**Data section**
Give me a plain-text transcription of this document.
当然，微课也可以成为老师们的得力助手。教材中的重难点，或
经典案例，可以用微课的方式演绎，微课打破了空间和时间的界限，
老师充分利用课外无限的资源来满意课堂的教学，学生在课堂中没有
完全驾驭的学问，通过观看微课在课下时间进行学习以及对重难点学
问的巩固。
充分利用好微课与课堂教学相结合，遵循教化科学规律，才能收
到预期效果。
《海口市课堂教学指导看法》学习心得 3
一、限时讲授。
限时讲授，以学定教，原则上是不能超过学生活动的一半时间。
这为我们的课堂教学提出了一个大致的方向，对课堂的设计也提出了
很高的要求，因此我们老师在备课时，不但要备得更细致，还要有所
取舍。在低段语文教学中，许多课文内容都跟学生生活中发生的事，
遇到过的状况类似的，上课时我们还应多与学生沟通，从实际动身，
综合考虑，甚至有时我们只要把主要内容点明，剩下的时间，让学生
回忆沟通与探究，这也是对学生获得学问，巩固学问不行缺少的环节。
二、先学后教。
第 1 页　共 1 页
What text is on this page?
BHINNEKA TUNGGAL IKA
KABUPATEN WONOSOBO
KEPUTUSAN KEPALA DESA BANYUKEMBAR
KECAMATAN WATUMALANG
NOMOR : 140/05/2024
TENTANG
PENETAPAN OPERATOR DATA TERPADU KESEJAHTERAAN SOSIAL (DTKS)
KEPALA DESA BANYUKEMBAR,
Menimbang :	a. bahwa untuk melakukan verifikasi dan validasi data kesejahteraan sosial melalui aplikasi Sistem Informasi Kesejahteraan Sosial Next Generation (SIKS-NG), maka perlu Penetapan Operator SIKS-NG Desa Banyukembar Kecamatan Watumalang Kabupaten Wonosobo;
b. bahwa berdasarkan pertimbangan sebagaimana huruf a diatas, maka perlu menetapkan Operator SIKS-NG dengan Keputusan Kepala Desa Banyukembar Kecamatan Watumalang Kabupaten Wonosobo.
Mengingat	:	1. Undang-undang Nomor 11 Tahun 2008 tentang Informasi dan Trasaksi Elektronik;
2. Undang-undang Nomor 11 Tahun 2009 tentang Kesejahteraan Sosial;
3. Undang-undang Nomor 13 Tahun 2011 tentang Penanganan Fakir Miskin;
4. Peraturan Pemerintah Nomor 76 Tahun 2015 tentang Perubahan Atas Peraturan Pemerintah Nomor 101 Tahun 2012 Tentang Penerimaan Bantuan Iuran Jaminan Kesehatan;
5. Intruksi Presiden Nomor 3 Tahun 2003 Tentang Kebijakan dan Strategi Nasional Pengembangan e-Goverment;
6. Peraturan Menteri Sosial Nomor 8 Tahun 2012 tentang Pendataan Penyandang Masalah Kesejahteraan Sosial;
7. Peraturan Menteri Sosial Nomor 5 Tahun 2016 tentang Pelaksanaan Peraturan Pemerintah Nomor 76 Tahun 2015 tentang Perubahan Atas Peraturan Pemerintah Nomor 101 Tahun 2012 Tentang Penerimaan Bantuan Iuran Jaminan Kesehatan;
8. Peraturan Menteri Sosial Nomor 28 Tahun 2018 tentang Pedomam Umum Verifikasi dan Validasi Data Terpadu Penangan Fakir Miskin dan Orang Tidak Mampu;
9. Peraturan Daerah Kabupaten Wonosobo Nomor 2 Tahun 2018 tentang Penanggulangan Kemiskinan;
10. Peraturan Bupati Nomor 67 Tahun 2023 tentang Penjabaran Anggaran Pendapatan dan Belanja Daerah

**Given task**
Make an exact copy of the records.

**Response for this exercise**
Give me a plain-text transcription of this document.
当然，微课也可以成为老师们的得力助手。教材中的重难点，或
经典案例，可以用微课的方式演绎，微课打破了空间和时间的界限，
老师充分利用课外无限的资源来满意课堂的教学，学生在课堂中没有
完全驾驭的学问，通过观看微课在课下时间进行学习以及对重难点学
问的巩固。
充分利用好微课与课堂教学相结合，遵循教化科学规律，才能收
到预期效果。
《海口市课堂教学指导看法》学习心得 3
一、限时讲授。
限时讲授，以学定教，原则上是不能超过学生活动的一半时间。
这为我们的课堂教学提出了一个大致的方向，对课堂的设计也提出了
很高的要求，因此我们老师在备课时，不但要备得更细致，还要有所
取舍。在低段语文教学中，许多课文内容都跟学生生活中发生的事，
遇到过的状况类似的，上课时我们还应多与学生沟通，从实际动身，
综合考虑，甚至有时我们只要把主要内容点明，剩下的时间，让学生
回忆沟通与探究，这也是对学生获得学问，巩固学问不行缺少的环节。
二、先学后教。
第 1 页　共 1 页
What text is on this page?
BHINNEKA TUNGGAL IKA
KABUPATEN WONOSOBO
KEPUTUSAN KEPALA DESA BANYUKEMBAR
KECAMATAN WATUMALANG
NOMOR : 140/05/2024
TENTANG
PENETAPAN OPERATOR DATA TERPADU KESEJAHTERAAN SOSIAL (DTKS)
KEPALA DESA BANYUKEMBAR,
Menimbang :	a. bahwa untuk melakukan verifikasi dan validasi data kesejahteraan sosial melalui aplikasi Sistem Informasi Kesejahteraan Sosial Next Generation (SIKS-NG), maka perlu Penetapan Operator SIKS-NG Desa Banyukembar Kecamatan Watumalang Kabupaten Wonosobo;
b. bahwa berdasarkan pertimbangan sebagaimana huruf a diatas, maka perlu menetapkan Operator SIKS-NG dengan Keputusan Kepala Desa Banyukembar Kecamatan Watumalang Kabupaten Wonosobo.
Mengingat	:	1. Undang-undang Nomor 11 Tahun 2008 tentang Informasi dan Trasaksi Elektronik;
2. Undang-undang Nomor 11 Tahun 2009 tentang Kesejahteraan Sosial;
3. Undang-undang Nomor 13 Tahun 2011 tentang Penanganan Fakir Miskin;
4. Peraturan Pemerintah Nomor 76 Tahun 2015 tentang Perubahan Atas Peraturan Pemerintah Nomor 101 Tahun 2012 Tentang Penerimaan Bantuan Iuran Jaminan Kesehatan;
5. Intruksi Presiden Nomor 3 Tahun 2003 Tentang Kebijakan dan Strategi Nasional Pengembangan e-Goverment;
6. Peraturan Menteri Sosial Nomor 8 Tahun 2012 tentang Pendataan Penyandang Masalah Kesejahteraan Sosial;
7. Peraturan Menteri Sosial Nomor 5 Tahun 2016 tentang Pelaksanaan Peraturan Pemerintah Nomor 76 Tahun 2015 tentang Perubahan Atas Peraturan Pemerintah Nomor 101 Tahun 2012 Tentang Penerimaan Bantuan Iuran Jaminan Kesehatan;
8. Peraturan Menteri Sosial Nomor 28 Tahun 2018 tentang Pedomam Umum Verifikasi dan Validasi Data Terpadu Penangan Fakir Miskin dan Orang Tidak Mampu;
9. Peraturan Daerah Kabupaten Wonosobo Nomor 2 Tahun 2018 tentang Penanggulangan Kemiskinan;
10. Peraturan Bupati Nomor 67 Tahun 2023 tentang Penjabaran Anggaran Pendapatan dan Belanja Daerah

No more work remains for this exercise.